## begin Data excerpts

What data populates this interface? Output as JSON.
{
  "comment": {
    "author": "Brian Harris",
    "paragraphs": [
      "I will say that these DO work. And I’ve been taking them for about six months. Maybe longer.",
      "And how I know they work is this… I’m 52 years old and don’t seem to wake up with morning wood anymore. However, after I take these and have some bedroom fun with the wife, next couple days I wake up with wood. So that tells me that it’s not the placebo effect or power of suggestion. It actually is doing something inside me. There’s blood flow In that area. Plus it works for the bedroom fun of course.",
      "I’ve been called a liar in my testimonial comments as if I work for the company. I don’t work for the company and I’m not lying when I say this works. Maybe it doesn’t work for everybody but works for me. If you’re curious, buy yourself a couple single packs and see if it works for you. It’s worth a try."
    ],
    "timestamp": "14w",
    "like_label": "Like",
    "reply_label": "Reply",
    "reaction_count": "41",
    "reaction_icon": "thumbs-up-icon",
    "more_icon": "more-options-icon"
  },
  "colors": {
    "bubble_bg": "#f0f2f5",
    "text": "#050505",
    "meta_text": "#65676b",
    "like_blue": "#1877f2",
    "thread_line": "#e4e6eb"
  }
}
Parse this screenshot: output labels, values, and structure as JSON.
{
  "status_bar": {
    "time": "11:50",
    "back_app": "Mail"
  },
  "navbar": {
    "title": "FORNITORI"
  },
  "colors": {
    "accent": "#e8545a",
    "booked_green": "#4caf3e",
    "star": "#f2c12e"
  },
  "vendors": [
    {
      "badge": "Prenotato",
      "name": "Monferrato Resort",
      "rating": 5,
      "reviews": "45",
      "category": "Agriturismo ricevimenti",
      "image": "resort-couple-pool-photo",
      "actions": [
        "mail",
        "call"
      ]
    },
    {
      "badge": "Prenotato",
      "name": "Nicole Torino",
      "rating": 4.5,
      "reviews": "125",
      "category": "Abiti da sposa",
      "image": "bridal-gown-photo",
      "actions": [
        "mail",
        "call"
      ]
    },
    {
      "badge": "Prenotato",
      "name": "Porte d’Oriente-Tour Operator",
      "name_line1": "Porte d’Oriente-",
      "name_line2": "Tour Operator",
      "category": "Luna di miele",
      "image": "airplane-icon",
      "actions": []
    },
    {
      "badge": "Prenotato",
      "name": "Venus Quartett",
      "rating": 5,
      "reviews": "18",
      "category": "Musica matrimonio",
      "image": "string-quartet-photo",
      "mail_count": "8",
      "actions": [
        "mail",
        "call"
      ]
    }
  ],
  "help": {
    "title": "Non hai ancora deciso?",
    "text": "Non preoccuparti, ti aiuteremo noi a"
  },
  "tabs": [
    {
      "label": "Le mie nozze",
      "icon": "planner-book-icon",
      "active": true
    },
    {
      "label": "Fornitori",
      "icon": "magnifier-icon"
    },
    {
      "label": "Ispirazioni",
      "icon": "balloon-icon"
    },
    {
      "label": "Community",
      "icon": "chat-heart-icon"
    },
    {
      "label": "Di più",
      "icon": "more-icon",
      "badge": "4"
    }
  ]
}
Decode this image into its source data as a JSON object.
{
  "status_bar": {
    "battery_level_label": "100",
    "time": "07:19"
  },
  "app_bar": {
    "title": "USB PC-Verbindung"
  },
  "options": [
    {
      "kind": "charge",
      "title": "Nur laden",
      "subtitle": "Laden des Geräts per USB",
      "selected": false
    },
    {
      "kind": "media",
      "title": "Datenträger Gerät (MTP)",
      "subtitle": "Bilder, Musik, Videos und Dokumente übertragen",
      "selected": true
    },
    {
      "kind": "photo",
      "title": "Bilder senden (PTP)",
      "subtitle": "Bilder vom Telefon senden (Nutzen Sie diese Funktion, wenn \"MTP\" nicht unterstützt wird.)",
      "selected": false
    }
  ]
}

## end Data excerpts

Output all of the material, please, exactly as it stands.

What data populates this interface? Output as JSON.
{
  "comment": {
    "author": "Brian Harris",
    "paragraphs": [
      "I will say that these DO work. And I’ve been taking them for about six months. Maybe longer.",
      "And how I know they work is this… I’m 52 years old and don’t seem to wake up with morning wood anymore. However, after I take these and have some bedroom fun with the wife, next couple days I wake up with wood. So that tells me that it’s not the placebo effect or power of suggestion. It actually is doing something inside me. There’s blood flow In that area. Plus it works for the bedroom fun of course.",
      "I’ve been called a liar in my testimonial comments as if I work for the company. I don’t work for the company and I’m not lying when I say this works. Maybe it doesn’t work for everybody but works for me. If you’re curious, buy yourself a couple single packs and see if it works for you. It’s worth a try."
    ],
    "timestamp": "14w",
    "like_label": "Like",
    "reply_label": "Reply",
    "reaction_count": "41",
    "reaction_icon": "thumbs-up-icon",
    "more_icon": "more-options-icon"
  },
  "colors": {
    "bubble_bg": "#f0f2f5",
    "text": "#050505",
    "meta_text": "#65676b",
    "like_blue": "#1877f2",
    "thread_line": "#e4e6eb"
  }
}
Parse this screenshot: output labels, values, and structure as JSON.
{
  "status_bar": {
    "time": "11:50",
    "back_app": "Mail"
  },
  "navbar": {
    "title": "FORNITORI"
  },
  "colors": {
    "accent": "#e8545a",
    "booked_green": "#4caf3e",
    "star": "#f2c12e"
  },
  "vendors": [
    {
      "badge": "Prenotato",
      "name": "Monferrato Resort",
      "rating": 5,
      "reviews": "45",
      "category": "Agriturismo ricevimenti",
      "image": "resort-couple-pool-photo",
      "actions": [
        "mail",
        "call"
      ]
    },
    {
      "badge": "Prenotato",
      "name": "Nicole Torino",
      "rating": 4.5,
      "reviews": "125",
      "category": "Abiti da sposa",
      "image": "bridal-gown-photo",
      "actions": [
        "mail",
        "call"
      ]
    },
    {
      "badge": "Prenotato",
      "name": "Porte d’Oriente-Tour Operator",
      "name_line1": "Porte d’Oriente-",
      "name_line2": "Tour Operator",
      "category": "Luna di miele",
      "image": "airplane-icon",
      "actions": []
    },
    {
      "badge": "Prenotato",
      "name": "Venus Quartett",
      "rating": 5,
      "reviews": "18",
      "category": "Musica matrimonio",
      "image": "string-quartet-photo",
      "mail_count": "8",
      "actions": [
        "mail",
        "call"
      ]
    }
  ],
  "help": {
    "title": "Non hai ancora deciso?",
    "text": "Non preoccuparti, ti aiuteremo noi a"
  },
  "tabs": [
    {
      "label": "Le mie nozze",
      "icon": "planner-book-icon",
      "active": true
    },
    {
      "label": "Fornitori",
      "icon": "magnifier-icon"
    },
    {
      "label": "Ispirazioni",
      "icon": "balloon-icon"
    },
    {
      "label": "Community",
      "icon": "chat-heart-icon"
    },
    {
      "label": "Di più",
      "icon": "more-icon",
      "badge": "4"
    }
  ]
}
Decode this image into its source data as a JSON object.
{
  "status_bar": {
    "battery_level_label": "100",
    "time": "07:19"
  },
  "app_bar": {
    "title": "USB PC-Verbindung"
  },
  "options": [
    {
      "kind": "charge",
      "title": "Nur laden",
      "subtitle": "Laden des Geräts per USB",
      "selected": false
    },
    {
      "kind": "media",
      "title": "Datenträger Gerät (MTP)",
      "subtitle": "Bilder, Musik, Videos und Dokumente übertragen",
      "selected": true
    },
    {
      "kind": "photo",
      "title": "Bilder senden (PTP)",
      "subtitle": "Bilder vom Telefon senden (Nutzen Sie diese Funktion, wenn \"MTP\" nicht unterstützt wird.)",
      "selected": false
    }
  ]
}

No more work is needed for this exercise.